## PROBLEM DETAILS:
Below is some material; transcribe all of it exactly.

[Figure data in JSON]
+ + + +
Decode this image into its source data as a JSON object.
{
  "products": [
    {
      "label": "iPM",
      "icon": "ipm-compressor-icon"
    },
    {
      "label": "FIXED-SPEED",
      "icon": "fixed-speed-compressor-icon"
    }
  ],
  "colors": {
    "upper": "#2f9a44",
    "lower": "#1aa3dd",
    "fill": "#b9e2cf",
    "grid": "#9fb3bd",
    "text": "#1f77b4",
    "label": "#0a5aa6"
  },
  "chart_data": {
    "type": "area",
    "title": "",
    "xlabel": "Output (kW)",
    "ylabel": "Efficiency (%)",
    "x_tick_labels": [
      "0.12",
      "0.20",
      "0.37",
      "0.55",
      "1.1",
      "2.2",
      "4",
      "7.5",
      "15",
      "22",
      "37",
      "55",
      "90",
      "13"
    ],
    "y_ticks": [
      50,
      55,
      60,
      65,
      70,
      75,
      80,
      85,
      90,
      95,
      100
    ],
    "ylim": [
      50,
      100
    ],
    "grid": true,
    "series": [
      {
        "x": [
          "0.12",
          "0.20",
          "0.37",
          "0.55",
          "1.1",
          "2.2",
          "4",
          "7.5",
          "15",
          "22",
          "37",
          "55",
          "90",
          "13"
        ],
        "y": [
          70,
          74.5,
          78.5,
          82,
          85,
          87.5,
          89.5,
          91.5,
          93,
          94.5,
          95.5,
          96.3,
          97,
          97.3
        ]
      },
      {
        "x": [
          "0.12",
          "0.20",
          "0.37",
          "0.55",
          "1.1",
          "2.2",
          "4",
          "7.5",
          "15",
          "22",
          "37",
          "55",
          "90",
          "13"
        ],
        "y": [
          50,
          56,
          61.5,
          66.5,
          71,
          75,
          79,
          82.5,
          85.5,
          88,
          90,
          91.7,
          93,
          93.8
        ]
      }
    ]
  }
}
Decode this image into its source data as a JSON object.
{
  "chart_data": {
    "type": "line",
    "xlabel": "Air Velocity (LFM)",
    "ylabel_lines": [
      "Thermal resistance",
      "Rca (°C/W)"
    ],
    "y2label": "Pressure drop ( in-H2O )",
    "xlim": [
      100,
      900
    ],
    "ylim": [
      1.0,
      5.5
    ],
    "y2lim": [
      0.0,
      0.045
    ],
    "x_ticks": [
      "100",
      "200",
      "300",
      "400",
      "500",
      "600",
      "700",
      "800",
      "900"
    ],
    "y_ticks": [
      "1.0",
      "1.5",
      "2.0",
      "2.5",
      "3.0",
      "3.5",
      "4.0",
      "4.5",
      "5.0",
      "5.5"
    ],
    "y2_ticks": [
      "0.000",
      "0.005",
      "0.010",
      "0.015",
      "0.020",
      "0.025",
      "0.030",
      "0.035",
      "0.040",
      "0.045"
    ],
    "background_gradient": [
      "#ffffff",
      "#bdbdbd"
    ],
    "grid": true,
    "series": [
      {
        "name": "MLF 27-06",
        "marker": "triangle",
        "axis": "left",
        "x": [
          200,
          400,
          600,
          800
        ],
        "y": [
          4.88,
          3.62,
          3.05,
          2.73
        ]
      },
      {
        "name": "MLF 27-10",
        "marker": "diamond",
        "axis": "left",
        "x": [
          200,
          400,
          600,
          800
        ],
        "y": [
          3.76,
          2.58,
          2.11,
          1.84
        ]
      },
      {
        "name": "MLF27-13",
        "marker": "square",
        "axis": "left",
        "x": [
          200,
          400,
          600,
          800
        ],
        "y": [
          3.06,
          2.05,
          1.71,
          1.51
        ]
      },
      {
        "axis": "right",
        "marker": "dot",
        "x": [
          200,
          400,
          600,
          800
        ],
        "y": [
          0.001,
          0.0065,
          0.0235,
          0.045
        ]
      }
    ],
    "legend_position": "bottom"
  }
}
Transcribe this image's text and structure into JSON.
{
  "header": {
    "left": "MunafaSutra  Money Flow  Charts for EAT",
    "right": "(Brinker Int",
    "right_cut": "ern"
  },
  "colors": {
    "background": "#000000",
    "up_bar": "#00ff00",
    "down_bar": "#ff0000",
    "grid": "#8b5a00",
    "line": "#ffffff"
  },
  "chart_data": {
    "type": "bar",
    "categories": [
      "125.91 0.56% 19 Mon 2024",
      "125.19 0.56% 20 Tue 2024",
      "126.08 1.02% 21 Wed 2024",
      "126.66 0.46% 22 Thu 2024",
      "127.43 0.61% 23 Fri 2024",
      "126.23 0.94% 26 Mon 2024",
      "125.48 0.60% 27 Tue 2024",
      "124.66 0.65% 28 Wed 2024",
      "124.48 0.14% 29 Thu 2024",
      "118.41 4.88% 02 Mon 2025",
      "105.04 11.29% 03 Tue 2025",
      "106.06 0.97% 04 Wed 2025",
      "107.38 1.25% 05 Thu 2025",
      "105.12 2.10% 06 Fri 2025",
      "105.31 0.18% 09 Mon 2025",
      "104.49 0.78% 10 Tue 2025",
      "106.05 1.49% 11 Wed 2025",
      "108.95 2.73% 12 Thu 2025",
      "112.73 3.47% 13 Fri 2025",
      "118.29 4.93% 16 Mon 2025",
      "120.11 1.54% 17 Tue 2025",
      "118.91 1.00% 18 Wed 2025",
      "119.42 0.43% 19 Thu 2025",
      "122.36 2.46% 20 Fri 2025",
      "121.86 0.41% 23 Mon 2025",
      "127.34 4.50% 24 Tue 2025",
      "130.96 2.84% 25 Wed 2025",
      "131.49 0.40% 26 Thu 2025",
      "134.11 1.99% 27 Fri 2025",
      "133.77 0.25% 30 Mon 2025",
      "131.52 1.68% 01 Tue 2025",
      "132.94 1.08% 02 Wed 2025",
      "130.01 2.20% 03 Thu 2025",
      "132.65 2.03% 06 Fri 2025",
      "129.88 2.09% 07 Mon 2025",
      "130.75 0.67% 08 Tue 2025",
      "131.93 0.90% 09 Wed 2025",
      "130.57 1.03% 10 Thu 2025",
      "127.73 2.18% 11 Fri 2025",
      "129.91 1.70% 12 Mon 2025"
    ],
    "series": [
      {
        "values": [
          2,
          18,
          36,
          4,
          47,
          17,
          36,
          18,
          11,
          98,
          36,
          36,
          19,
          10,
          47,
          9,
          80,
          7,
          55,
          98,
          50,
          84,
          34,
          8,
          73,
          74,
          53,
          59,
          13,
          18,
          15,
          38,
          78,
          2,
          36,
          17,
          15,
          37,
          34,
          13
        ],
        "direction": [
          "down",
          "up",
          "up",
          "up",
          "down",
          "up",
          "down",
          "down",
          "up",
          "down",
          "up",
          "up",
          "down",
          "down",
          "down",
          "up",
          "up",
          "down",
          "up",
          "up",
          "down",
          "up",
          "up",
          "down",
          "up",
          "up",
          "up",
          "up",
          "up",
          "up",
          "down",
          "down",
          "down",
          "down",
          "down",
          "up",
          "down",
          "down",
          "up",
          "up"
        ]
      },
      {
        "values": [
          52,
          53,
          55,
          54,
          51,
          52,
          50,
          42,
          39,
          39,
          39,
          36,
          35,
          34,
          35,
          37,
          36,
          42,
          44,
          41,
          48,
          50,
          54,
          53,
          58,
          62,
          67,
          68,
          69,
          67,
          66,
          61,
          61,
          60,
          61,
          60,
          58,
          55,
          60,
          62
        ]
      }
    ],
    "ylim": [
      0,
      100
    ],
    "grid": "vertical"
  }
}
+ + + +
## COMPLETED EXERCISE:
Decode this image into its source data as a JSON object.
{
  "products": [
    {
      "label": "iPM",
      "icon": "ipm-compressor-icon"
    },
    {
      "label": "FIXED-SPEED",
      "icon": "fixed-speed-compressor-icon"
    }
  ],
  "colors": {
    "upper": "#2f9a44",
    "lower": "#1aa3dd",
    "fill": "#b9e2cf",
    "grid": "#9fb3bd",
    "text": "#1f77b4",
    "label": "#0a5aa6"
  },
  "chart_data": {
    "type": "area",
    "title": "",
    "xlabel": "Output (kW)",
    "ylabel": "Efficiency (%)",
    "x_tick_labels": [
      "0.12",
      "0.20",
      "0.37",
      "0.55",
      "1.1",
      "2.2",
      "4",
      "7.5",
      "15",
      "22",
      "37",
      "55",
      "90",
      "13"
    ],
    "y_ticks": [
      50,
      55,
      60,
      65,
      70,
      75,
      80,
      85,
      90,
      95,
      100
    ],
    "ylim": [
      50,
      100
    ],
    "grid": true,
    "series": [
      {
        "x": [
          "0.12",
          "0.20",
          "0.37",
          "0.55",
          "1.1",
          "2.2",
          "4",
          "7.5",
          "15",
          "22",
          "37",
          "55",
          "90",
          "13"
        ],
        "y": [
          70,
          74.5,
          78.5,
          82,
          85,
          87.5,
          89.5,
          91.5,
          93,
          94.5,
          95.5,
          96.3,
          97,
          97.3
        ]
      },
      {
        "x": [
          "0.12",
          "0.20",
          "0.37",
          "0.55",
          "1.1",
          "2.2",
          "4",
          "7.5",
          "15",
          "22",
          "37",
          "55",
          "90",
          "13"
        ],
        "y": [
          50,
          56,
          61.5,
          66.5,
          71,
          75,
          79,
          82.5,
          85.5,
          88,
          90,
          91.7,
          93,
          93.8
        ]
      }
    ]
  }
}
Decode this image into its source data as a JSON object.
{
  "chart_data": {
    "type": "line",
    "xlabel": "Air Velocity (LFM)",
    "ylabel_lines": [
      "Thermal resistance",
      "Rca (°C/W)"
    ],
    "y2label": "Pressure drop ( in-H2O )",
    "xlim": [
      100,
      900
    ],
    "ylim": [
      1.0,
      5.5
    ],
    "y2lim": [
      0.0,
      0.045
    ],
    "x_ticks": [
      "100",
      "200",
      "300",
      "400",
      "500",
      "600",
      "700",
      "800",
      "900"
    ],
    "y_ticks": [
      "1.0",
      "1.5",
      "2.0",
      "2.5",
      "3.0",
      "3.5",
      "4.0",
      "4.5",
      "5.0",
      "5.5"
    ],
    "y2_ticks": [
      "0.000",
      "0.005",
      "0.010",
      "0.015",
      "0.020",
      "0.025",
      "0.030",
      "0.035",
      "0.040",
      "0.045"
    ],
    "background_gradient": [
      "#ffffff",
      "#bdbdbd"
    ],
    "grid": true,
    "series": [
      {
        "name": "MLF 27-06",
        "marker": "triangle",
        "axis": "left",
        "x": [
          200,
          400,
          600,
          800
        ],
        "y": [
          4.88,
          3.62,
          3.05,
          2.73
        ]
      },
      {
        "name": "MLF 27-10",
        "marker": "diamond",
        "axis": "left",
        "x": [
          200,
          400,
          600,
          800
        ],
        "y": [
          3.76,
          2.58,
          2.11,
          1.84
        ]
      },
      {
        "name": "MLF27-13",
        "marker": "square",
        "axis": "left",
        "x": [
          200,
          400,
          600,
          800
        ],
        "y": [
          3.06,
          2.05,
          1.71,
          1.51
        ]
      },
      {
        "axis": "right",
        "marker": "dot",
        "x": [
          200,
          400,
          600,
          800
        ],
        "y": [
          0.001,
          0.0065,
          0.0235,
          0.045
        ]
      }
    ],
    "legend_position": "bottom"
  }
}
Transcribe this image's text and structure into JSON.
{
  "header": {
    "left": "MunafaSutra  Money Flow  Charts for EAT",
    "right": "(Brinker Int",
    "right_cut": "ern"
  },
  "colors": {
    "background": "#000000",
    "up_bar": "#00ff00",
    "down_bar": "#ff0000",
    "grid": "#8b5a00",
    "line": "#ffffff"
  },
  "chart_data": {
    "type": "bar",
    "categories": [
      "125.91 0.56% 19 Mon 2024",
      "125.19 0.56% 20 Tue 2024",
      "126.08 1.02% 21 Wed 2024",
      "126.66 0.46% 22 Thu 2024",
      "127.43 0.61% 23 Fri 2024",
      "126.23 0.94% 26 Mon 2024",
      "125.48 0.60% 27 Tue 2024",
      "124.66 0.65% 28 Wed 2024",
      "124.48 0.14% 29 Thu 2024",
      "118.41 4.88% 02 Mon 2025",
      "105.04 11.29% 03 Tue 2025",
      "106.06 0.97% 04 Wed 2025",
      "107.38 1.25% 05 Thu 2025",
      "105.12 2.10% 06 Fri 2025",
      "105.31 0.18% 09 Mon 2025",
      "104.49 0.78% 10 Tue 2025",
      "106.05 1.49% 11 Wed 2025",
      "108.95 2.73% 12 Thu 2025",
      "112.73 3.47% 13 Fri 2025",
      "118.29 4.93% 16 Mon 2025",
      "120.11 1.54% 17 Tue 2025",
      "118.91 1.00% 18 Wed 2025",
      "119.42 0.43% 19 Thu 2025",
      "122.36 2.46% 20 Fri 2025",
      "121.86 0.41% 23 Mon 2025",
      "127.34 4.50% 24 Tue 2025",
      "130.96 2.84% 25 Wed 2025",
      "131.49 0.40% 26 Thu 2025",
      "134.11 1.99% 27 Fri 2025",
      "133.77 0.25% 30 Mon 2025",
      "131.52 1.68% 01 Tue 2025",
      "132.94 1.08% 02 Wed 2025",
      "130.01 2.20% 03 Thu 2025",
      "132.65 2.03% 06 Fri 2025",
      "129.88 2.09% 07 Mon 2025",
      "130.75 0.67% 08 Tue 2025",
      "131.93 0.90% 09 Wed 2025",
      "130.57 1.03% 10 Thu 2025",
      "127.73 2.18% 11 Fri 2025",
      "129.91 1.70% 12 Mon 2025"
    ],
    "series": [
      {
        "values": [
          2,
          18,
          36,
          4,
          47,
          17,
          36,
          18,
          11,
          98,
          36,
          36,
          19,
          10,
          47,
          9,
          80,
          7,
          55,
          98,
          50,
          84,
          34,
          8,
          73,
          74,
          53,
          59,
          13,
          18,
          15,
          38,
          78,
          2,
          36,
          17,
          15,
          37,
          34,
          13
        ],
        "direction": [
          "down",
          "up",
          "up",
          "up",
          "down",
          "up",
          "down",
          "down",
          "up",
          "down",
          "up",
          "up",
          "down",
          "down",
          "down",
          "up",
          "up",
          "down",
          "up",
          "up",
          "down",
          "up",
          "up",
          "down",
          "up",
          "up",
          "up",
          "up",
          "up",
          "up",
          "down",
          "down",
          "down",
          "down",
          "down",
          "up",
          "down",
          "down",
          "up",
          "up"
        ]
      },
      {
        "values": [
          52,
          53,
          55,
          54,
          51,
          52,
          50,
          42,
          39,
          39,
          39,
          36,
          35,
          34,
          35,
          37,
          36,
          42,
          44,
          41,
          48,
          50,
          54,
          53,
          58,
          62,
          67,
          68,
          69,
          67,
          66,
          61,
          61,
          60,
          61,
          60,
          58,
          55,
          60,
          62
        ]
      }
    ],
    "ylim": [
      0,
      100
    ],
    "grid": "vertical"
  }
}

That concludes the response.